### Aim of the task
List each line of the data that holds the string "реабилитации".

### Raw records
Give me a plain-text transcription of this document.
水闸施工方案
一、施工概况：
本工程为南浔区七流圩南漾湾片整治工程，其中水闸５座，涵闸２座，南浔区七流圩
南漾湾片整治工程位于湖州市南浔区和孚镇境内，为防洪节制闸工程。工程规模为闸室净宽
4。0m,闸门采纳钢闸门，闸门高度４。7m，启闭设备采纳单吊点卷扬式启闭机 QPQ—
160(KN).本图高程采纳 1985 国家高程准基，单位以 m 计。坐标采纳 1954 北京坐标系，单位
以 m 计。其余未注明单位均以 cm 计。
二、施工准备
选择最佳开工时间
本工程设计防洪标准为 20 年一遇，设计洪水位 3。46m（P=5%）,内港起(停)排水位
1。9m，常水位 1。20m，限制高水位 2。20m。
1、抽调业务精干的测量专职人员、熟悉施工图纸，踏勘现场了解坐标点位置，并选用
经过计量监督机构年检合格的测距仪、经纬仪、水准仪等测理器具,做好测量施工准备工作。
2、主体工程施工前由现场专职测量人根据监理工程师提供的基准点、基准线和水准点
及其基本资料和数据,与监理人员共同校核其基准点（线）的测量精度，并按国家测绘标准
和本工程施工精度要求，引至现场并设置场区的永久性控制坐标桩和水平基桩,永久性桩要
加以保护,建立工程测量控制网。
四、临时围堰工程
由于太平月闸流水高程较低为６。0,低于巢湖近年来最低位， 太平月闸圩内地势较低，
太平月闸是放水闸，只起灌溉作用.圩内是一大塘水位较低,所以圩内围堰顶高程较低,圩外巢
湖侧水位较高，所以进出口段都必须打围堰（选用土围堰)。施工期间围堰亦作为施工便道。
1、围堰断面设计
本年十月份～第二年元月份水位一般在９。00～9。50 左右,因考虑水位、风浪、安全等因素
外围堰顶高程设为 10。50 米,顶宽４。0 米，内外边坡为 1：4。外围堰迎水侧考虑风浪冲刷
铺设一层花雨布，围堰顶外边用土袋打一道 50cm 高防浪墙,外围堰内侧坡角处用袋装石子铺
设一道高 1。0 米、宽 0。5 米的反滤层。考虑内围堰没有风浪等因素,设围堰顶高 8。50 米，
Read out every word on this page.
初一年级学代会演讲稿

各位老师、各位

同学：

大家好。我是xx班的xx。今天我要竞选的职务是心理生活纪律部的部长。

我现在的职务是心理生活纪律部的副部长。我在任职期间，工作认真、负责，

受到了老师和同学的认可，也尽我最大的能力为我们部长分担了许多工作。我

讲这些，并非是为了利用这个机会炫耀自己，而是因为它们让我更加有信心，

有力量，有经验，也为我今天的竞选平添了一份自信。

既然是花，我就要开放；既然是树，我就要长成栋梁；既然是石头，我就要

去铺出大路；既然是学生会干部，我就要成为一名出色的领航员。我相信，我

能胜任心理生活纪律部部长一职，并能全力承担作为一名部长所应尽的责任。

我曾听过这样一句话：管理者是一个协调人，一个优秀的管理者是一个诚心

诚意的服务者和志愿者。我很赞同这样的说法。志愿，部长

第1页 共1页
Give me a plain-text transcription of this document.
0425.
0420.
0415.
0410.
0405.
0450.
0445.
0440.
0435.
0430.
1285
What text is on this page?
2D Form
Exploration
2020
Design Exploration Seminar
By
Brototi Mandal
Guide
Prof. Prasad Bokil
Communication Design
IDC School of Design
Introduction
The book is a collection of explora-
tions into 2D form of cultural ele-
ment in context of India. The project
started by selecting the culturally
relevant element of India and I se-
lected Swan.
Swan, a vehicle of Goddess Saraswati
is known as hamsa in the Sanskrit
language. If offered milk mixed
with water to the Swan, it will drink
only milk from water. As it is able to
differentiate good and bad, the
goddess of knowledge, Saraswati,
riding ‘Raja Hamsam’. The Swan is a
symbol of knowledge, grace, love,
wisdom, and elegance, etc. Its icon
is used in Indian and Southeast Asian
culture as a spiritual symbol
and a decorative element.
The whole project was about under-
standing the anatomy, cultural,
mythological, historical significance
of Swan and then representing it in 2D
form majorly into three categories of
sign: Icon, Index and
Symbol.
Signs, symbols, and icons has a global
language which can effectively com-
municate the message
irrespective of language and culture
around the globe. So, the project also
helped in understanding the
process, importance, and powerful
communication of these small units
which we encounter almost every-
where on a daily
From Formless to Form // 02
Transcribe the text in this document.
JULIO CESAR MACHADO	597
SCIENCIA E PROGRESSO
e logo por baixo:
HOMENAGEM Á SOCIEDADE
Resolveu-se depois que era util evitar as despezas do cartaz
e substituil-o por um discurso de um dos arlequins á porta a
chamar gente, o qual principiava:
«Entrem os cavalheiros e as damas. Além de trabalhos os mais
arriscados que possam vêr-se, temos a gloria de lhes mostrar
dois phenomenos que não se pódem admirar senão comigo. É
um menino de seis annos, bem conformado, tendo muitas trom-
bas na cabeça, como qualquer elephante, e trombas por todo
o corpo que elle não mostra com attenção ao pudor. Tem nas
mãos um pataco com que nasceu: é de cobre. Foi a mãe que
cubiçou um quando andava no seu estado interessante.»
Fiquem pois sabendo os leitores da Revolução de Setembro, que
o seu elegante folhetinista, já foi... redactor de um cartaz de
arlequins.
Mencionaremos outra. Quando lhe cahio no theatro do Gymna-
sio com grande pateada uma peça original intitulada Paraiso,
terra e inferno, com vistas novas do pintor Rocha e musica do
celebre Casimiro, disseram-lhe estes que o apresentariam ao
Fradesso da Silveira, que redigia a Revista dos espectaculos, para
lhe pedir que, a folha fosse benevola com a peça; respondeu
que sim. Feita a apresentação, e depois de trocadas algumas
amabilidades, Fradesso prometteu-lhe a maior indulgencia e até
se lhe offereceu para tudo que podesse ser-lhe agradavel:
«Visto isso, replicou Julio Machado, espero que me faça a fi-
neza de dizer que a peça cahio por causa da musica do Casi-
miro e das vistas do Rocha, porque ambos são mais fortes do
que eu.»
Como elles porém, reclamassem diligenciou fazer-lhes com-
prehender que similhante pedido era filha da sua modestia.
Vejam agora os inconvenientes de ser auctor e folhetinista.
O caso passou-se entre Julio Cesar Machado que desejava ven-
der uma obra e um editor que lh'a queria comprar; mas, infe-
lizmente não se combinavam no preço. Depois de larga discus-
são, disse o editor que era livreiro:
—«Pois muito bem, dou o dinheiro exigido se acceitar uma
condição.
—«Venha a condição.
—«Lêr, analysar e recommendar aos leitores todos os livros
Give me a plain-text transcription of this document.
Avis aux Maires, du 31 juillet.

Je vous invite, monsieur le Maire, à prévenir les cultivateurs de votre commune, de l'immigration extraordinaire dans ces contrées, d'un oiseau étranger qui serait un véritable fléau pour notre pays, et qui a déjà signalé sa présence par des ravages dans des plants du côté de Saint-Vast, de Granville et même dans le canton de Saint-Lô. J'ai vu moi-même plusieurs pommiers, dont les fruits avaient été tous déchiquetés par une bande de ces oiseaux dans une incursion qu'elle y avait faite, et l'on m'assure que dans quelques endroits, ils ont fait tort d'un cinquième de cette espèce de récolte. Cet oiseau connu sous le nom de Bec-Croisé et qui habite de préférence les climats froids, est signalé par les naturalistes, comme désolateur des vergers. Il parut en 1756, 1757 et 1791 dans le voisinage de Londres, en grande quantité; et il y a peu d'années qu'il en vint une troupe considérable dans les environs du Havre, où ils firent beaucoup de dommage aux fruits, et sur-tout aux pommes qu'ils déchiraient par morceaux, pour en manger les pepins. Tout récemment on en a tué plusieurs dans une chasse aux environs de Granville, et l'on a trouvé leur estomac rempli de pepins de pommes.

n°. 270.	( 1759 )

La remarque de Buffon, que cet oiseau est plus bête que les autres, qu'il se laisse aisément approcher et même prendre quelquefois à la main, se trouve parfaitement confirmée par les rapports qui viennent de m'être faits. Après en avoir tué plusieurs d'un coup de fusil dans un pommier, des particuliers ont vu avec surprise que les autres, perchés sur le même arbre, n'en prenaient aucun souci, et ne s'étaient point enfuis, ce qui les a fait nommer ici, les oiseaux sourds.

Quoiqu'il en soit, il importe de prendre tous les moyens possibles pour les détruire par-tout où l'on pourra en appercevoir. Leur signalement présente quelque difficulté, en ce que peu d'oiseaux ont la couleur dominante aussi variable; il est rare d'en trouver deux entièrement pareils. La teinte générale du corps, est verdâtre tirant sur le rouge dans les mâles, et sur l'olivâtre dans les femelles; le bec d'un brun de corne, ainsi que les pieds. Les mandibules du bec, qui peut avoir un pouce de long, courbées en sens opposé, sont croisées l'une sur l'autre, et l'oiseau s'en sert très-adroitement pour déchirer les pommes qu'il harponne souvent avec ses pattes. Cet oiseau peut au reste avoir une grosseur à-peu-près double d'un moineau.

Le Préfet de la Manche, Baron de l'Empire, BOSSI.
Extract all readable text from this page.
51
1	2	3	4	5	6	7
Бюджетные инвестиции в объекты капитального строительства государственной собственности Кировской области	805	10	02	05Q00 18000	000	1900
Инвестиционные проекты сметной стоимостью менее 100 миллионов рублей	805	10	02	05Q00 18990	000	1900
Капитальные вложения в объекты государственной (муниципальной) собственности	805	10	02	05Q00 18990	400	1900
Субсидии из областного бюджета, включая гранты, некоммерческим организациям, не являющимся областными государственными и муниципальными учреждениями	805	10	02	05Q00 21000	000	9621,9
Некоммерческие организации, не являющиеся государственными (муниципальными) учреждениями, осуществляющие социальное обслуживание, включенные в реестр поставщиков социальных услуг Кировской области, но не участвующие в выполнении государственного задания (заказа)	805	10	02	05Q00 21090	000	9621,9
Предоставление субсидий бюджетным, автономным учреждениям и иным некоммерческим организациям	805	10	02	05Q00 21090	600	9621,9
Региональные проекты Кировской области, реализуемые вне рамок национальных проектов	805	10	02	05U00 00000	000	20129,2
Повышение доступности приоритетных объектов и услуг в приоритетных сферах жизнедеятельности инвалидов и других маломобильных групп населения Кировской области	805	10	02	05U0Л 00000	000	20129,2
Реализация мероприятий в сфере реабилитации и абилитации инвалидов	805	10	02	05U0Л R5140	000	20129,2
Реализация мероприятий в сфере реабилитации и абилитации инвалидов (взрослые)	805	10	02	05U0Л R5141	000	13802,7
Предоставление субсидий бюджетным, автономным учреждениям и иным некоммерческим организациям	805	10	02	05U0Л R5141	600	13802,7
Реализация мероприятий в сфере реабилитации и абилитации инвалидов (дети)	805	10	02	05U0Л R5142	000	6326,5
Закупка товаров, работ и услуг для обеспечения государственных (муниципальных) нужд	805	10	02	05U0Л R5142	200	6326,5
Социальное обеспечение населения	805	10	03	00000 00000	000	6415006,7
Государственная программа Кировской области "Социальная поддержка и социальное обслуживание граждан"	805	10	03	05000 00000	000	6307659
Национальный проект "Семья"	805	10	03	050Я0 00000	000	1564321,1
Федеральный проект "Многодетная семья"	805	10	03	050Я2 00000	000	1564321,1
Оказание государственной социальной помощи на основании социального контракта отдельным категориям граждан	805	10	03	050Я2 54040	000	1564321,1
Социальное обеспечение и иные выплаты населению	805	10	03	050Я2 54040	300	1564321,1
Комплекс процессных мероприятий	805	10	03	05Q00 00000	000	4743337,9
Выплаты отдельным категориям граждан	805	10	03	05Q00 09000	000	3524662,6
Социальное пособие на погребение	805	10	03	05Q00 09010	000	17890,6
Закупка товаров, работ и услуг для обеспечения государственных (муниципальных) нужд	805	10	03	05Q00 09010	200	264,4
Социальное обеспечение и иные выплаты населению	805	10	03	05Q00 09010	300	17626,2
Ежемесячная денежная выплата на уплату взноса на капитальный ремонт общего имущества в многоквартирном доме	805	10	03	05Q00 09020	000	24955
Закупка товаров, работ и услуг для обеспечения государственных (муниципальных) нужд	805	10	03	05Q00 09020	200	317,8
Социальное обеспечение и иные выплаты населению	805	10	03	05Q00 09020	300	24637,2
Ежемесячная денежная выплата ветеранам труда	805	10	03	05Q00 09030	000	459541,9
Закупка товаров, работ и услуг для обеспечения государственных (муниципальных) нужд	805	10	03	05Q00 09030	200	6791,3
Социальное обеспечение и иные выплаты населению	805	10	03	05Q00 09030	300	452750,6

### Final result
Реализация мероприятий в сфере реабилитации и абилитации инвалидов	805	10	02	05U0Л R5140	000	20129,2
Реализация мероприятий в сфере реабилитации и абилитации инвалидов (взрослые)	805	10	02	05U0Л R5141	000	13802,7
Реализация мероприятий в сфере реабилитации и абилитации инвалидов (дети)	805	10	02	05U0Л R5142	000	6326,5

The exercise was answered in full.